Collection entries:
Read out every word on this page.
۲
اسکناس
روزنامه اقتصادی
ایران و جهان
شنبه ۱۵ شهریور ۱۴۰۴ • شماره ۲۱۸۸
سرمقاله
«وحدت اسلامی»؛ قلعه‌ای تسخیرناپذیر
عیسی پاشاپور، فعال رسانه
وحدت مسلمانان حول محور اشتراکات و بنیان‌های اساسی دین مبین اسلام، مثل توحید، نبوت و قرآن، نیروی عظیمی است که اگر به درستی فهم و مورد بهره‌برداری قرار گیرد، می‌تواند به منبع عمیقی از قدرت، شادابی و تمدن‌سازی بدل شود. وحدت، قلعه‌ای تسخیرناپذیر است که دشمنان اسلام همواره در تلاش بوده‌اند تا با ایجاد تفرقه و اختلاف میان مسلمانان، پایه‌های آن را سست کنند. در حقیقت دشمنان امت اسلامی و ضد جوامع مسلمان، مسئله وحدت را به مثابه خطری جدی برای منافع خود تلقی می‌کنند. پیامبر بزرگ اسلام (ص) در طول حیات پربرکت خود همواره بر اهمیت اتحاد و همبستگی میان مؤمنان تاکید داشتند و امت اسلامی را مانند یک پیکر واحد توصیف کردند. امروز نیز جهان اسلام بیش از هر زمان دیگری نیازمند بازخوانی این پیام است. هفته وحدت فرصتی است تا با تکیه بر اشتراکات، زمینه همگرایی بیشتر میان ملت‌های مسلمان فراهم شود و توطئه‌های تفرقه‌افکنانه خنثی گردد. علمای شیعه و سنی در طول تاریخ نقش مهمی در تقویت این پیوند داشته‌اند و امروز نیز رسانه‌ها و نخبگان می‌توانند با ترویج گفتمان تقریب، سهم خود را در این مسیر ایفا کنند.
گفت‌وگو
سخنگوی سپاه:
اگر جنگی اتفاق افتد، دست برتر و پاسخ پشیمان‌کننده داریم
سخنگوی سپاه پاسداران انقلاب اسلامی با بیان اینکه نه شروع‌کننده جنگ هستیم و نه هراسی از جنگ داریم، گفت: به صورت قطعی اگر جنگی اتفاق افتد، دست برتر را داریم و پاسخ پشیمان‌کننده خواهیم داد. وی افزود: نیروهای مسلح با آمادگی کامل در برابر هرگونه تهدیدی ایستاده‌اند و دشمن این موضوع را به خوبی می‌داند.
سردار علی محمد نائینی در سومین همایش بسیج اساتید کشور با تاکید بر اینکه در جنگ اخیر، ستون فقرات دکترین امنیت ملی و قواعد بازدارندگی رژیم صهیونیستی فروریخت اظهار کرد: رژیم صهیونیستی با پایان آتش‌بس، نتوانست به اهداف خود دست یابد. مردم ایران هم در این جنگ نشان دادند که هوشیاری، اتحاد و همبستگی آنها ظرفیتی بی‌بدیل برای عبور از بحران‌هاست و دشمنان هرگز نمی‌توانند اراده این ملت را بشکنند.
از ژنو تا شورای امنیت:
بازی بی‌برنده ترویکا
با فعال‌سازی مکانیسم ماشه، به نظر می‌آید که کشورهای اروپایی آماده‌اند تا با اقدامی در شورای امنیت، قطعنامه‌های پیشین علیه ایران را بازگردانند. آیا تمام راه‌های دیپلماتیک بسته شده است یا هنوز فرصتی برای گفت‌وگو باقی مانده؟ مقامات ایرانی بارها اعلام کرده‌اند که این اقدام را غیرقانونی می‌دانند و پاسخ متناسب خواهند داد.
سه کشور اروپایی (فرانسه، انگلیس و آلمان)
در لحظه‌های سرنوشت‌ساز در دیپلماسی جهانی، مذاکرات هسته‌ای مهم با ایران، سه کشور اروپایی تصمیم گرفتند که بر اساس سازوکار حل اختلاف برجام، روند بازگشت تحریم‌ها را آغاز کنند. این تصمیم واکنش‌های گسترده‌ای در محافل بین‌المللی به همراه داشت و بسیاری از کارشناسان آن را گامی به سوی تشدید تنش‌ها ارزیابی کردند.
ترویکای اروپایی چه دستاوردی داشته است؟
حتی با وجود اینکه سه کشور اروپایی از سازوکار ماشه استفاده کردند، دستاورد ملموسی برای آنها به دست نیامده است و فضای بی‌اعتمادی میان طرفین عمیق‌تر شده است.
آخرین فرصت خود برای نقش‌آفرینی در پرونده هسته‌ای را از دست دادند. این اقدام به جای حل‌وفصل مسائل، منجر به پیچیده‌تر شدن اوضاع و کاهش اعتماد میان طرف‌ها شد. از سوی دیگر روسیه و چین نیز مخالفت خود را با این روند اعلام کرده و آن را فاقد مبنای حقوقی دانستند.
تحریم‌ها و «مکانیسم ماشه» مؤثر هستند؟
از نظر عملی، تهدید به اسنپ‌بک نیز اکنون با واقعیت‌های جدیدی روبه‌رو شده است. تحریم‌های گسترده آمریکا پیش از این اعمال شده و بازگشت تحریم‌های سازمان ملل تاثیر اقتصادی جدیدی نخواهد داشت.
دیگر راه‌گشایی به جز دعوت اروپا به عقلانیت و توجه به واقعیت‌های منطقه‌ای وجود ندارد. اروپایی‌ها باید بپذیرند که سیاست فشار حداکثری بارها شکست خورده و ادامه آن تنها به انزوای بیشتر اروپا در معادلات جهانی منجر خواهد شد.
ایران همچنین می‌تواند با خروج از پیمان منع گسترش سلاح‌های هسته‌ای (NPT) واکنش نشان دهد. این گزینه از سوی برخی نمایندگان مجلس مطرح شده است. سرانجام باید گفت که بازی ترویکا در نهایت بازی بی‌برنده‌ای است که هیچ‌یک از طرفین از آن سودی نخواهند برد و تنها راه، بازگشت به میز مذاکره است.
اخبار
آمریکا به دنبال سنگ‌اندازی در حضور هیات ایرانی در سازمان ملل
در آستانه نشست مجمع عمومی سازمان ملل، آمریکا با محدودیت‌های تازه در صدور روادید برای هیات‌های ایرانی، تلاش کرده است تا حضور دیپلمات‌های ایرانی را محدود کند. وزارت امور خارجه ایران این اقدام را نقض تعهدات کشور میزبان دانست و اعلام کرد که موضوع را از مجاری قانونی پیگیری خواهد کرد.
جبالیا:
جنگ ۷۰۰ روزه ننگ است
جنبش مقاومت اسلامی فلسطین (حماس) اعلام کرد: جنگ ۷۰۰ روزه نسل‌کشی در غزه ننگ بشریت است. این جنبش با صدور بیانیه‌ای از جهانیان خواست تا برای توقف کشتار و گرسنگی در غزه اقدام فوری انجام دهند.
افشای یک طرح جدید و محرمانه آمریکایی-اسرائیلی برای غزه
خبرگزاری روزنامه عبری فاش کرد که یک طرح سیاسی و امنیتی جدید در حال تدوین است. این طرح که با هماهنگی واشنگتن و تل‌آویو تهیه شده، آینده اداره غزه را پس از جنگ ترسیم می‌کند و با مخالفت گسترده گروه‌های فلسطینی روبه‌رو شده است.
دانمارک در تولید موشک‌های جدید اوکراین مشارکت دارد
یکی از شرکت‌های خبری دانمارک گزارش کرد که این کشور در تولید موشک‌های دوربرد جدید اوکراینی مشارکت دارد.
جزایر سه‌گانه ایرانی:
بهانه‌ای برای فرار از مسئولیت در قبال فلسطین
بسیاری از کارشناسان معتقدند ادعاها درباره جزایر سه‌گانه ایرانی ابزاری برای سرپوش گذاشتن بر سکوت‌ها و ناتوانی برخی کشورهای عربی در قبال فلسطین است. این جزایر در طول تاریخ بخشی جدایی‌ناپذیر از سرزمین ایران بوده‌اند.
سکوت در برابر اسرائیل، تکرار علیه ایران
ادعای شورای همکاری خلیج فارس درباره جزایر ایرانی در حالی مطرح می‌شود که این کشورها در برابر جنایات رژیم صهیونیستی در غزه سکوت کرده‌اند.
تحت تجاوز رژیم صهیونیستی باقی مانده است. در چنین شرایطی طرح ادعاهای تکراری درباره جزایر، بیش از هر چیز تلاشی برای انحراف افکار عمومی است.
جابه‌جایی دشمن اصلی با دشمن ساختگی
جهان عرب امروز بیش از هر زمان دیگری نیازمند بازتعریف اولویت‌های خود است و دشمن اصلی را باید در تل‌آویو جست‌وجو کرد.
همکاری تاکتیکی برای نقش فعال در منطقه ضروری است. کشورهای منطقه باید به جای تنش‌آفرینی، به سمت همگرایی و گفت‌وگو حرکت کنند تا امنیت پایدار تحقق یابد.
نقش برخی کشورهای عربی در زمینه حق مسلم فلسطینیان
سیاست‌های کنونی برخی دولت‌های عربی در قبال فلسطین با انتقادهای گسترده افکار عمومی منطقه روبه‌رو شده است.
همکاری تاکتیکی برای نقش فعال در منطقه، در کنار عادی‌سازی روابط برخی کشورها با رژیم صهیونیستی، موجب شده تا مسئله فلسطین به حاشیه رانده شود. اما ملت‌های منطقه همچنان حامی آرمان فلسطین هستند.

THE PROBLEM -
Check each line of the entries above, and show every one holding the word "باید".

REPLY -
دیگر راه‌گشایی به جز دعوت اروپا به عقلانیت و توجه به واقعیت‌های منطقه‌ای وجود ندارد. اروپایی‌ها باید بپذیرند که سیاست فشار حداکثری بارها شکست خورده و ادامه آن تنها به انزوای بیشتر اروپا در معادلات جهانی منجر خواهد شد.
ایران همچنین می‌تواند با خروج از پیمان منع گسترش سلاح‌های هسته‌ای (NPT) واکنش نشان دهد. این گزینه از سوی برخی نمایندگان مجلس مطرح شده است. سرانجام باید گفت که بازی ترویکا در نهایت بازی بی‌برنده‌ای است که هیچ‌یک از طرفین از آن سودی نخواهند برد و تنها راه، بازگشت به میز مذاکره است.
جهان عرب امروز بیش از هر زمان دیگری نیازمند بازتعریف اولویت‌های خود است و دشمن اصلی را باید در تل‌آویو جست‌وجو کرد.
همکاری تاکتیکی برای نقش فعال در منطقه ضروری است. کشورهای منطقه باید به جای تنش‌آفرینی، به سمت همگرایی و گفت‌وگو حرکت کنند تا امنیت پایدار تحقق یابد.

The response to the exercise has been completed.